Stored records:
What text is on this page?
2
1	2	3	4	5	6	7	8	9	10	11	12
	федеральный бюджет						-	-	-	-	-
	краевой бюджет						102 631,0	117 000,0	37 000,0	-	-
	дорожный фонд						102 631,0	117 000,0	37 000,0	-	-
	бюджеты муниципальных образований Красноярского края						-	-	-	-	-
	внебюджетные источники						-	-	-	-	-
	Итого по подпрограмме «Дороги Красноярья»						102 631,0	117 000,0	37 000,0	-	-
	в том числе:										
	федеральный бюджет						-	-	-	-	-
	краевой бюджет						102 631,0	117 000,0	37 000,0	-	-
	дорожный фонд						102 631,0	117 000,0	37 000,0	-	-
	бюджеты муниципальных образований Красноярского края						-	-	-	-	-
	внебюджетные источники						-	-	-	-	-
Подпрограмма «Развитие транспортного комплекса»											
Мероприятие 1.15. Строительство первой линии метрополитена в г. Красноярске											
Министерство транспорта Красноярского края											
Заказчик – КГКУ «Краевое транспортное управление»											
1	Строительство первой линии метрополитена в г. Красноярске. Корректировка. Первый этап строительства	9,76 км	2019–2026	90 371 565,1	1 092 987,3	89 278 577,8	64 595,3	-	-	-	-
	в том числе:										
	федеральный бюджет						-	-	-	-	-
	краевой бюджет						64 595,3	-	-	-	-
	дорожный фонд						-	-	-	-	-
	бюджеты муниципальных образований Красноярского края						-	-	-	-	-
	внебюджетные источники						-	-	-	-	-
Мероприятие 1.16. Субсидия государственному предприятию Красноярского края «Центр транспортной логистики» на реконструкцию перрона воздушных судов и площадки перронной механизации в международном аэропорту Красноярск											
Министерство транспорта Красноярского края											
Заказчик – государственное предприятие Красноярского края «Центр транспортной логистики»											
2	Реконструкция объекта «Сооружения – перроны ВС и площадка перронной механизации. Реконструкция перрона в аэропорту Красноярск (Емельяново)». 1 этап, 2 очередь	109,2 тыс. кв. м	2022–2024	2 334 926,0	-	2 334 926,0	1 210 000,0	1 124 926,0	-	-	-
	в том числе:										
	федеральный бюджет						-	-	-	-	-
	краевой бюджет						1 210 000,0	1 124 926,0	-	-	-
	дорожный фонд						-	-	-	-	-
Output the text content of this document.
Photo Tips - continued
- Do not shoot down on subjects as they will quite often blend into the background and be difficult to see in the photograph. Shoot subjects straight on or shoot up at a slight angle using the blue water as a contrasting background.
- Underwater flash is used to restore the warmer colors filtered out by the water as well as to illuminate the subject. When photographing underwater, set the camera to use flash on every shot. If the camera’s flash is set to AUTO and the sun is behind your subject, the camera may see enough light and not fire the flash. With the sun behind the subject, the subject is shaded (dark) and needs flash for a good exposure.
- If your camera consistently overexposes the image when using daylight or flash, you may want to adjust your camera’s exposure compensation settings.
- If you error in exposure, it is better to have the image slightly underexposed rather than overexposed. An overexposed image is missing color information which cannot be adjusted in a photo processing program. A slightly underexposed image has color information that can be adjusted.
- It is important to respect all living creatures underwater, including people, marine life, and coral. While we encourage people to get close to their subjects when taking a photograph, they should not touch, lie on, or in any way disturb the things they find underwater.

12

Work required: Repeat the records exactly, including every line.

Result:
What text is on this page?
2
1	2	3	4	5	6	7	8	9	10	11	12
	федеральный бюджет						-	-	-	-	-
	краевой бюджет						102 631,0	117 000,0	37 000,0	-	-
	дорожный фонд						102 631,0	117 000,0	37 000,0	-	-
	бюджеты муниципальных образований Красноярского края						-	-	-	-	-
	внебюджетные источники						-	-	-	-	-
	Итого по подпрограмме «Дороги Красноярья»						102 631,0	117 000,0	37 000,0	-	-
	в том числе:										
	федеральный бюджет						-	-	-	-	-
	краевой бюджет						102 631,0	117 000,0	37 000,0	-	-
	дорожный фонд						102 631,0	117 000,0	37 000,0	-	-
	бюджеты муниципальных образований Красноярского края						-	-	-	-	-
	внебюджетные источники						-	-	-	-	-
Подпрограмма «Развитие транспортного комплекса»											
Мероприятие 1.15. Строительство первой линии метрополитена в г. Красноярске											
Министерство транспорта Красноярского края											
Заказчик – КГКУ «Краевое транспортное управление»											
1	Строительство первой линии метрополитена в г. Красноярске. Корректировка. Первый этап строительства	9,76 км	2019–2026	90 371 565,1	1 092 987,3	89 278 577,8	64 595,3	-	-	-	-
	в том числе:										
	федеральный бюджет						-	-	-	-	-
	краевой бюджет						64 595,3	-	-	-	-
	дорожный фонд						-	-	-	-	-
	бюджеты муниципальных образований Красноярского края						-	-	-	-	-
	внебюджетные источники						-	-	-	-	-
Мероприятие 1.16. Субсидия государственному предприятию Красноярского края «Центр транспортной логистики» на реконструкцию перрона воздушных судов и площадки перронной механизации в международном аэропорту Красноярск											
Министерство транспорта Красноярского края											
Заказчик – государственное предприятие Красноярского края «Центр транспортной логистики»											
2	Реконструкция объекта «Сооружения – перроны ВС и площадка перронной механизации. Реконструкция перрона в аэропорту Красноярск (Емельяново)». 1 этап, 2 очередь	109,2 тыс. кв. м	2022–2024	2 334 926,0	-	2 334 926,0	1 210 000,0	1 124 926,0	-	-	-
	в том числе:										
	федеральный бюджет						-	-	-	-	-
	краевой бюджет						1 210 000,0	1 124 926,0	-	-	-
	дорожный фонд						-	-	-	-	-
Output the text content of this document.
Photo Tips - continued
- Do not shoot down on subjects as they will quite often blend into the background and be difficult to see in the photograph. Shoot subjects straight on or shoot up at a slight angle using the blue water as a contrasting background.
- Underwater flash is used to restore the warmer colors filtered out by the water as well as to illuminate the subject. When photographing underwater, set the camera to use flash on every shot. If the camera’s flash is set to AUTO and the sun is behind your subject, the camera may see enough light and not fire the flash. With the sun behind the subject, the subject is shaded (dark) and needs flash for a good exposure.
- If your camera consistently overexposes the image when using daylight or flash, you may want to adjust your camera’s exposure compensation settings.
- If you error in exposure, it is better to have the image slightly underexposed rather than overexposed. An overexposed image is missing color information which cannot be adjusted in a photo processing program. A slightly underexposed image has color information that can be adjusted.
- It is important to respect all living creatures underwater, including people, marine life, and coral. While we encourage people to get close to their subjects when taking a photograph, they should not touch, lie on, or in any way disturb the things they find underwater.

12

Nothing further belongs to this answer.